_Requirement_: Tally the lines containing the word "received" and give the total alone.

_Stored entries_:
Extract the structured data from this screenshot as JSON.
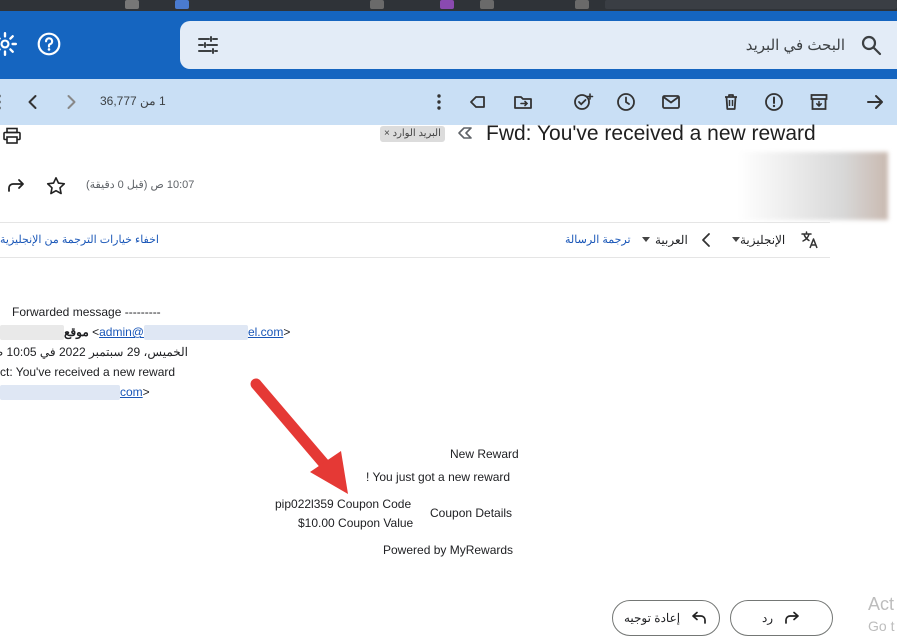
{
  "search": {
    "placeholder": "البحث في البريد"
  },
  "toolbar": {
    "count": "1 من 36,777"
  },
  "message": {
    "subject": "Fwd: You've received a new reward",
    "inbox_badge": "البريد الوارد ×",
    "time": "10:07 ص (قبل 0 دقيقة)"
  },
  "translate": {
    "from_lang": "الإنجليزية",
    "to_lang": "العربية",
    "translate_link": "ترجمة الرسالة",
    "hide_link": "اخفاء خيارات الترجمة من الإنجليزية"
  },
  "forwarded": {
    "header": "Forwarded message ---------",
    "from_label": "موقع",
    "from_email_prefix": "admin@",
    "from_email_suffix": "el.com",
    "date": "الخميس، 29 سبتمبر 2022 في 10:05 ص",
    "subject_line": "ct: You've received a new reward",
    "to_suffix": "com"
  },
  "email_body": {
    "title": "New Reward",
    "line1": "! You just got a new reward",
    "details_label": "Coupon Details",
    "coupon_code_line": "pip022l359 Coupon Code",
    "coupon_value_line": "$10.00 Coupon Value",
    "footer": "Powered by MyRewards"
  },
  "actions": {
    "reply": "رد",
    "forward": "إعادة توجيه"
  },
  "watermark": {
    "line1": "Act",
    "line2": "Go t"
  },
  "colors": {
    "topbar": "#1565c0",
    "toolbar": "#c9dff5",
    "link": "#1a57b8",
    "arrow": "#e53935"
  }
}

_Output_: 2